-- What to work on --
Look for the line containing "Transcribe the text in this document." in the listing below. Retype that line and every subsequent line through the last one, and only those.

[Data entries]
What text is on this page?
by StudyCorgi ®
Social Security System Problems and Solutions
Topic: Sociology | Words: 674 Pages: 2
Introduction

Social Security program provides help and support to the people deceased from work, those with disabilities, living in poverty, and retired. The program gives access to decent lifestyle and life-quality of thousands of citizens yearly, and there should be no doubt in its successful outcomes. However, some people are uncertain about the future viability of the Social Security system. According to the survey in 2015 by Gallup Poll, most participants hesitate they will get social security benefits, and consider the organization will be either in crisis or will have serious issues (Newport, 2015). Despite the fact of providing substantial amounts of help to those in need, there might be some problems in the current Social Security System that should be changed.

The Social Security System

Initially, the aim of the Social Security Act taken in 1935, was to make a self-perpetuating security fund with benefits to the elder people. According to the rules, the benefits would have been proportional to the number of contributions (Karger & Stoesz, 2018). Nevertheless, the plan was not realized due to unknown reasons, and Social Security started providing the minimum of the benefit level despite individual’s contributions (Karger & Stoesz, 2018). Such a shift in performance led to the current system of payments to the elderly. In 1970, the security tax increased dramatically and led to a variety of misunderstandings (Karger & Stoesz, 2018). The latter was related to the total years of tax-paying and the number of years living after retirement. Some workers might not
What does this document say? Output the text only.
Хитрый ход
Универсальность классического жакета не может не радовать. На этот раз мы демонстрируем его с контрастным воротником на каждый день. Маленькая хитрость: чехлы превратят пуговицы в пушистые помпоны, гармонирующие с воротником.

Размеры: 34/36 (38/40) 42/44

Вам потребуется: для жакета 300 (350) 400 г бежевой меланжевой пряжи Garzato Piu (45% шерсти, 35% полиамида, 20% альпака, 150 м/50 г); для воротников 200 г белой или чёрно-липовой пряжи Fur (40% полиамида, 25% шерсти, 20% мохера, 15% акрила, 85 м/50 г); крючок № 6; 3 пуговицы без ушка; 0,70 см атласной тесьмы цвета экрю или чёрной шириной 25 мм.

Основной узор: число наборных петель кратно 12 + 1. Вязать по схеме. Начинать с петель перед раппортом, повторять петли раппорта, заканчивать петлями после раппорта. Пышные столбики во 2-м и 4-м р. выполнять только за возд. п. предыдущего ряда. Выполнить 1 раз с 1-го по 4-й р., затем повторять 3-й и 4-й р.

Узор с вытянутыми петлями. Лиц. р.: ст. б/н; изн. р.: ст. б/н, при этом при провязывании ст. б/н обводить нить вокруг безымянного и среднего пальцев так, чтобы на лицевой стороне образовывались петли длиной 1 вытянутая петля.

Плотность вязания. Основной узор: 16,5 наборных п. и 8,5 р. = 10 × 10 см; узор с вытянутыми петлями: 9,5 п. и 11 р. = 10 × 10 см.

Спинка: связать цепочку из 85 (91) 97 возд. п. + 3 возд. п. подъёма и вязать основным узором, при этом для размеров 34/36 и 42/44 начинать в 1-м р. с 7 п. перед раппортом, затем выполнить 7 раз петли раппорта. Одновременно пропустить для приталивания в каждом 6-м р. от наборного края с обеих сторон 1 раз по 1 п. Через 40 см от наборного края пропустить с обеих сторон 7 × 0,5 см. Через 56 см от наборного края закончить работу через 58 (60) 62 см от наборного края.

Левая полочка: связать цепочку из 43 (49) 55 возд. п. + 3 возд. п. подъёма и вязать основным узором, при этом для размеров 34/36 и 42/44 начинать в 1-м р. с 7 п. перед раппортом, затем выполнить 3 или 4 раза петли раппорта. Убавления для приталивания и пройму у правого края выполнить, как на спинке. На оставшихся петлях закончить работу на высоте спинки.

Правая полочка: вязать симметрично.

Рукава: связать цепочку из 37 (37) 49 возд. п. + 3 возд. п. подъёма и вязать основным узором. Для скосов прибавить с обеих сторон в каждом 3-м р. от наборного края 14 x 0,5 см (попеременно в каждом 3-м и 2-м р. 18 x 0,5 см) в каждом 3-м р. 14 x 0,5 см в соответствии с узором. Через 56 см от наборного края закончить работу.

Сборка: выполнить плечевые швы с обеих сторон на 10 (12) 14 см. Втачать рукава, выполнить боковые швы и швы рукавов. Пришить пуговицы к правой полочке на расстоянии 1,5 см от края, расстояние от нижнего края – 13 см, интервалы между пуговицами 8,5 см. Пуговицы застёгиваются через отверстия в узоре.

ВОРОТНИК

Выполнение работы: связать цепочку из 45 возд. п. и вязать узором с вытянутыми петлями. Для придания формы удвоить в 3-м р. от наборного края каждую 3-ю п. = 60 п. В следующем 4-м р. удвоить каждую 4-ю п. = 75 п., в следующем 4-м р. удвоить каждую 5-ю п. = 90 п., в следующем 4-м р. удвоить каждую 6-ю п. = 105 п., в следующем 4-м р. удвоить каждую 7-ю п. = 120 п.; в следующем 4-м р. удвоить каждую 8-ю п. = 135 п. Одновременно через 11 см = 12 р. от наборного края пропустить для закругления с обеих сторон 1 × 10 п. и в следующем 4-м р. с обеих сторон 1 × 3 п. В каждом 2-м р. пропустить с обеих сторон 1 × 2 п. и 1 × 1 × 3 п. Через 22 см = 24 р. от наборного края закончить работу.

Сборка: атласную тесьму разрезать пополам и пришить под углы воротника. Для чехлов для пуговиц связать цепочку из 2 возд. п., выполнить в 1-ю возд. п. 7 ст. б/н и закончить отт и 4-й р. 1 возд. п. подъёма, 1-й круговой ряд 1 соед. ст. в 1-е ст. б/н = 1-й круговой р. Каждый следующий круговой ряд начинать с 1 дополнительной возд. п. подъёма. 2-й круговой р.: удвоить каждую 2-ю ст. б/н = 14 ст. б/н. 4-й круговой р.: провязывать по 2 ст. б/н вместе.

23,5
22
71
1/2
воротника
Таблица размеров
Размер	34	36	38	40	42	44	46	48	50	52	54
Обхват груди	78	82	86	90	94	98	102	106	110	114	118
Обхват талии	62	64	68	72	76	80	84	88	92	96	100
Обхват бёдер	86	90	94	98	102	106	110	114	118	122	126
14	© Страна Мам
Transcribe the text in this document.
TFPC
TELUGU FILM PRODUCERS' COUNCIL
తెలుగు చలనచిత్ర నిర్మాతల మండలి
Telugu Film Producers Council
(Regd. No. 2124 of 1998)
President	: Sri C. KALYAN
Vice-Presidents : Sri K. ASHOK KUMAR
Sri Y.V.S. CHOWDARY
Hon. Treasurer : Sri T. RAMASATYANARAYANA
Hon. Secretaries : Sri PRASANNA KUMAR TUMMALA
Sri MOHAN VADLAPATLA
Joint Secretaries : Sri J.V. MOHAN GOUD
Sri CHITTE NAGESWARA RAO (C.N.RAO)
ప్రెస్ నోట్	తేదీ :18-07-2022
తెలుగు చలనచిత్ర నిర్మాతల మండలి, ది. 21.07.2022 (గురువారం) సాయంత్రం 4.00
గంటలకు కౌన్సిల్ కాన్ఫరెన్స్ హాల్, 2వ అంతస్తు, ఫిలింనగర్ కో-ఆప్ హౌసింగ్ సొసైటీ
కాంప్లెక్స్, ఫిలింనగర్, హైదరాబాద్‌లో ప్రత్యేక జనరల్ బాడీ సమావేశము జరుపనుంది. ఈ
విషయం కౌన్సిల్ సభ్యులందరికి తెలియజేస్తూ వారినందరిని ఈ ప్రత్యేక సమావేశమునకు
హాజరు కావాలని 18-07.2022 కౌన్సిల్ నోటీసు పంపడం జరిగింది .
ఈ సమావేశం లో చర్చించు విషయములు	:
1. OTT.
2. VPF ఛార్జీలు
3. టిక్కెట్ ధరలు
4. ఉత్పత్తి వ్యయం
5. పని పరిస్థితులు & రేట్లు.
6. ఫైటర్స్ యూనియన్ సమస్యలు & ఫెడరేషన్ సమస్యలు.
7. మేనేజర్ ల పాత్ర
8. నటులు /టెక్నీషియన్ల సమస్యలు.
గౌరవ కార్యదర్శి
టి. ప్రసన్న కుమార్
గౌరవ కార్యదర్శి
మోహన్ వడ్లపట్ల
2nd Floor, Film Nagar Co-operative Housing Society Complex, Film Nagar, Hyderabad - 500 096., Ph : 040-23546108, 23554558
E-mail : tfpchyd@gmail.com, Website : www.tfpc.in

-- Exercise response --
Transcribe the text in this document.
TFPC
TELUGU FILM PRODUCERS' COUNCIL
తెలుగు చలనచిత్ర నిర్మాతల మండలి
Telugu Film Producers Council
(Regd. No. 2124 of 1998)
President	: Sri C. KALYAN
Vice-Presidents : Sri K. ASHOK KUMAR
Sri Y.V.S. CHOWDARY
Hon. Treasurer : Sri T. RAMASATYANARAYANA
Hon. Secretaries : Sri PRASANNA KUMAR TUMMALA
Sri MOHAN VADLAPATLA
Joint Secretaries : Sri J.V. MOHAN GOUD
Sri CHITTE NAGESWARA RAO (C.N.RAO)
ప్రెస్ నోట్	తేదీ :18-07-2022
తెలుగు చలనచిత్ర నిర్మాతల మండలి, ది. 21.07.2022 (గురువారం) సాయంత్రం 4.00
గంటలకు కౌన్సిల్ కాన్ఫరెన్స్ హాల్, 2వ అంతస్తు, ఫిలింనగర్ కో-ఆప్ హౌసింగ్ సొసైటీ
కాంప్లెక్స్, ఫిలింనగర్, హైదరాబాద్‌లో ప్రత్యేక జనరల్ బాడీ సమావేశము జరుపనుంది. ఈ
విషయం కౌన్సిల్ సభ్యులందరికి తెలియజేస్తూ వారినందరిని ఈ ప్రత్యేక సమావేశమునకు
హాజరు కావాలని 18-07.2022 కౌన్సిల్ నోటీసు పంపడం జరిగింది .
ఈ సమావేశం లో చర్చించు విషయములు	:
1. OTT.
2. VPF ఛార్జీలు
3. టిక్కెట్ ధరలు
4. ఉత్పత్తి వ్యయం
5. పని పరిస్థితులు & రేట్లు.
6. ఫైటర్స్ యూనియన్ సమస్యలు & ఫెడరేషన్ సమస్యలు.
7. మేనేజర్ ల పాత్ర
8. నటులు /టెక్నీషియన్ల సమస్యలు.
గౌరవ కార్యదర్శి
టి. ప్రసన్న కుమార్
గౌరవ కార్యదర్శి
మోహన్ వడ్లపట్ల
2nd Floor, Film Nagar Co-operative Housing Society Complex, Film Nagar, Hyderabad - 500 096., Ph : 040-23546108, 23554558
E-mail : tfpchyd@gmail.com, Website : www.tfpc.in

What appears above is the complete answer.